<<<<
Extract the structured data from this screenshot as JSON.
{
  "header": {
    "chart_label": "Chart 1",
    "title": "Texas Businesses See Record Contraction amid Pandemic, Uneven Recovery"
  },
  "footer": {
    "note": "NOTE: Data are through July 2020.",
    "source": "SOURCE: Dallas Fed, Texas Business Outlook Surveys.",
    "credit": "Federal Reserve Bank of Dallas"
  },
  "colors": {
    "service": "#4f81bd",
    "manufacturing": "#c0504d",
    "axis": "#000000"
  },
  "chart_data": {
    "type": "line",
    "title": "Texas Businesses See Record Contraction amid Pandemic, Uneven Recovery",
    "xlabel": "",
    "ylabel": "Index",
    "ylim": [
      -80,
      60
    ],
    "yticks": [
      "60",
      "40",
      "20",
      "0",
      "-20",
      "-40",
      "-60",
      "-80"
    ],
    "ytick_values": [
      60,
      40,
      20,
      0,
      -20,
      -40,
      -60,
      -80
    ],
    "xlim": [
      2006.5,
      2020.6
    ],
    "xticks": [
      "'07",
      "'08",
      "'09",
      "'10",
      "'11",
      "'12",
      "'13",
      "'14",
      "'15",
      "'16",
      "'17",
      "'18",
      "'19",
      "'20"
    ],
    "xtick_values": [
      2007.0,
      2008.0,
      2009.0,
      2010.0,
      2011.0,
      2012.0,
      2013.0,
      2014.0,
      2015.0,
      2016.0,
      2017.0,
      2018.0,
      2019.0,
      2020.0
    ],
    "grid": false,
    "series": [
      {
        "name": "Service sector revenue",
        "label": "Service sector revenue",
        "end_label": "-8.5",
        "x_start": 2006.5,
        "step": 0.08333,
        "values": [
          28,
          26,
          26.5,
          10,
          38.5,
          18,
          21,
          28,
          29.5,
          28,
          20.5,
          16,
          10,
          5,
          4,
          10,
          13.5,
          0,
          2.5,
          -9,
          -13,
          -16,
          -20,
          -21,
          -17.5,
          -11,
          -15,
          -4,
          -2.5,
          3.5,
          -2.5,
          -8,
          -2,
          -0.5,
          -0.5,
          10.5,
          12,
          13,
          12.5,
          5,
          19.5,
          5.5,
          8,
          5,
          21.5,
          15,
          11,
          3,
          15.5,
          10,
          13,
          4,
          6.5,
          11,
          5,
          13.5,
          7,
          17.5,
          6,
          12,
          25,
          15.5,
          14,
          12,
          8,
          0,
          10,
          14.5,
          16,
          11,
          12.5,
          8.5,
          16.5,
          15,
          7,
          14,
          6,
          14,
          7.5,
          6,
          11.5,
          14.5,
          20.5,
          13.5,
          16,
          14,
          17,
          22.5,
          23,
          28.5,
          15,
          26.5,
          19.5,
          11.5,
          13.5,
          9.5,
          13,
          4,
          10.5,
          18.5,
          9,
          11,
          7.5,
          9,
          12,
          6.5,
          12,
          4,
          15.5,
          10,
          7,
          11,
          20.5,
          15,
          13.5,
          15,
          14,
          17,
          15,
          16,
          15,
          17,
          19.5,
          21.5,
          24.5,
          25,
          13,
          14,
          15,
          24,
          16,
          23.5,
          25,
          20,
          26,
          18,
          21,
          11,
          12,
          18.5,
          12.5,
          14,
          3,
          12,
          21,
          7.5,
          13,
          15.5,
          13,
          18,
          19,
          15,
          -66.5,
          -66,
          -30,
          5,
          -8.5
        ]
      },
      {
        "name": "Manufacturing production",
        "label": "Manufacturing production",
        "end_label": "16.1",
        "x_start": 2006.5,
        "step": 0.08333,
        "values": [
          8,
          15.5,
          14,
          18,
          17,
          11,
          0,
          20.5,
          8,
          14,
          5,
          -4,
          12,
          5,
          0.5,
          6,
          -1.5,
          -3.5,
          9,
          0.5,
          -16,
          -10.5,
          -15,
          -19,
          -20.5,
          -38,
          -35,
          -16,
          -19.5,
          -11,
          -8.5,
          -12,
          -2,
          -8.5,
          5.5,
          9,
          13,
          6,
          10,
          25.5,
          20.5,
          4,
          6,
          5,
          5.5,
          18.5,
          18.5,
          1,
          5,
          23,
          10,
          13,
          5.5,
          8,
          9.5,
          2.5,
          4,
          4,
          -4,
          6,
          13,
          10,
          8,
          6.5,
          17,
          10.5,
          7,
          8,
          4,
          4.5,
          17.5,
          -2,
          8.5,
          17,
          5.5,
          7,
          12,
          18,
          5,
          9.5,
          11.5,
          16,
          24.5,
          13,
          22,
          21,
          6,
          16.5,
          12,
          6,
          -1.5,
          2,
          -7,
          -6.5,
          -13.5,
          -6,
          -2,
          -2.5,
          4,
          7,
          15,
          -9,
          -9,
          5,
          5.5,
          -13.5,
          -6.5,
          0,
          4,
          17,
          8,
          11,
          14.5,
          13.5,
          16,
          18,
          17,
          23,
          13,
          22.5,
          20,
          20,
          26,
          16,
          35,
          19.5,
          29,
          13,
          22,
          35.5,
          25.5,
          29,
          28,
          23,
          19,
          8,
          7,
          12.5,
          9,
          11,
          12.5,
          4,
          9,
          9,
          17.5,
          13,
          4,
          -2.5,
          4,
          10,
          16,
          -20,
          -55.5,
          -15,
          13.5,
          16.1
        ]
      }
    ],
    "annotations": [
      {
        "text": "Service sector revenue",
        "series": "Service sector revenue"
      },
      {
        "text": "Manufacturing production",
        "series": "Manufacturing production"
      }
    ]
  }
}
>>>>
= Instructions for the task =
Print every record exactly as it was given.

= Answer to this task =
Extract the structured data from this screenshot as JSON.
{
  "header": {
    "chart_label": "Chart 1",
    "title": "Texas Businesses See Record Contraction amid Pandemic, Uneven Recovery"
  },
  "footer": {
    "note": "NOTE: Data are through July 2020.",
    "source": "SOURCE: Dallas Fed, Texas Business Outlook Surveys.",
    "credit": "Federal Reserve Bank of Dallas"
  },
  "colors": {
    "service": "#4f81bd",
    "manufacturing": "#c0504d",
    "axis": "#000000"
  },
  "chart_data": {
    "type": "line",
    "title": "Texas Businesses See Record Contraction amid Pandemic, Uneven Recovery",
    "xlabel": "",
    "ylabel": "Index",
    "ylim": [
      -80,
      60
    ],
    "yticks": [
      "60",
      "40",
      "20",
      "0",
      "-20",
      "-40",
      "-60",
      "-80"
    ],
    "ytick_values": [
      60,
      40,
      20,
      0,
      -20,
      -40,
      -60,
      -80
    ],
    "xlim": [
      2006.5,
      2020.6
    ],
    "xticks": [
      "'07",
      "'08",
      "'09",
      "'10",
      "'11",
      "'12",
      "'13",
      "'14",
      "'15",
      "'16",
      "'17",
      "'18",
      "'19",
      "'20"
    ],
    "xtick_values": [
      2007.0,
      2008.0,
      2009.0,
      2010.0,
      2011.0,
      2012.0,
      2013.0,
      2014.0,
      2015.0,
      2016.0,
      2017.0,
      2018.0,
      2019.0,
      2020.0
    ],
    "grid": false,
    "series": [
      {
        "name": "Service sector revenue",
        "label": "Service sector revenue",
        "end_label": "-8.5",
        "x_start": 2006.5,
        "step": 0.08333,
        "values": [
          28,
          26,
          26.5,
          10,
          38.5,
          18,
          21,
          28,
          29.5,
          28,
          20.5,
          16,
          10,
          5,
          4,
          10,
          13.5,
          0,
          2.5,
          -9,
          -13,
          -16,
          -20,
          -21,
          -17.5,
          -11,
          -15,
          -4,
          -2.5,
          3.5,
          -2.5,
          -8,
          -2,
          -0.5,
          -0.5,
          10.5,
          12,
          13,
          12.5,
          5,
          19.5,
          5.5,
          8,
          5,
          21.5,
          15,
          11,
          3,
          15.5,
          10,
          13,
          4,
          6.5,
          11,
          5,
          13.5,
          7,
          17.5,
          6,
          12,
          25,
          15.5,
          14,
          12,
          8,
          0,
          10,
          14.5,
          16,
          11,
          12.5,
          8.5,
          16.5,
          15,
          7,
          14,
          6,
          14,
          7.5,
          6,
          11.5,
          14.5,
          20.5,
          13.5,
          16,
          14,
          17,
          22.5,
          23,
          28.5,
          15,
          26.5,
          19.5,
          11.5,
          13.5,
          9.5,
          13,
          4,
          10.5,
          18.5,
          9,
          11,
          7.5,
          9,
          12,
          6.5,
          12,
          4,
          15.5,
          10,
          7,
          11,
          20.5,
          15,
          13.5,
          15,
          14,
          17,
          15,
          16,
          15,
          17,
          19.5,
          21.5,
          24.5,
          25,
          13,
          14,
          15,
          24,
          16,
          23.5,
          25,
          20,
          26,
          18,
          21,
          11,
          12,
          18.5,
          12.5,
          14,
          3,
          12,
          21,
          7.5,
          13,
          15.5,
          13,
          18,
          19,
          15,
          -66.5,
          -66,
          -30,
          5,
          -8.5
        ]
      },
      {
        "name": "Manufacturing production",
        "label": "Manufacturing production",
        "end_label": "16.1",
        "x_start": 2006.5,
        "step": 0.08333,
        "values": [
          8,
          15.5,
          14,
          18,
          17,
          11,
          0,
          20.5,
          8,
          14,
          5,
          -4,
          12,
          5,
          0.5,
          6,
          -1.5,
          -3.5,
          9,
          0.5,
          -16,
          -10.5,
          -15,
          -19,
          -20.5,
          -38,
          -35,
          -16,
          -19.5,
          -11,
          -8.5,
          -12,
          -2,
          -8.5,
          5.5,
          9,
          13,
          6,
          10,
          25.5,
          20.5,
          4,
          6,
          5,
          5.5,
          18.5,
          18.5,
          1,
          5,
          23,
          10,
          13,
          5.5,
          8,
          9.5,
          2.5,
          4,
          4,
          -4,
          6,
          13,
          10,
          8,
          6.5,
          17,
          10.5,
          7,
          8,
          4,
          4.5,
          17.5,
          -2,
          8.5,
          17,
          5.5,
          7,
          12,
          18,
          5,
          9.5,
          11.5,
          16,
          24.5,
          13,
          22,
          21,
          6,
          16.5,
          12,
          6,
          -1.5,
          2,
          -7,
          -6.5,
          -13.5,
          -6,
          -2,
          -2.5,
          4,
          7,
          15,
          -9,
          -9,
          5,
          5.5,
          -13.5,
          -6.5,
          0,
          4,
          17,
          8,
          11,
          14.5,
          13.5,
          16,
          18,
          17,
          23,
          13,
          22.5,
          20,
          20,
          26,
          16,
          35,
          19.5,
          29,
          13,
          22,
          35.5,
          25.5,
          29,
          28,
          23,
          19,
          8,
          7,
          12.5,
          9,
          11,
          12.5,
          4,
          9,
          9,
          17.5,
          13,
          4,
          -2.5,
          4,
          10,
          16,
          -20,
          -55.5,
          -15,
          13.5,
          16.1
        ]
      }
    ],
    "annotations": [
      {
        "text": "Service sector revenue",
        "series": "Service sector revenue"
      },
      {
        "text": "Manufacturing production",
        "series": "Manufacturing production"
      }
    ]
  }
}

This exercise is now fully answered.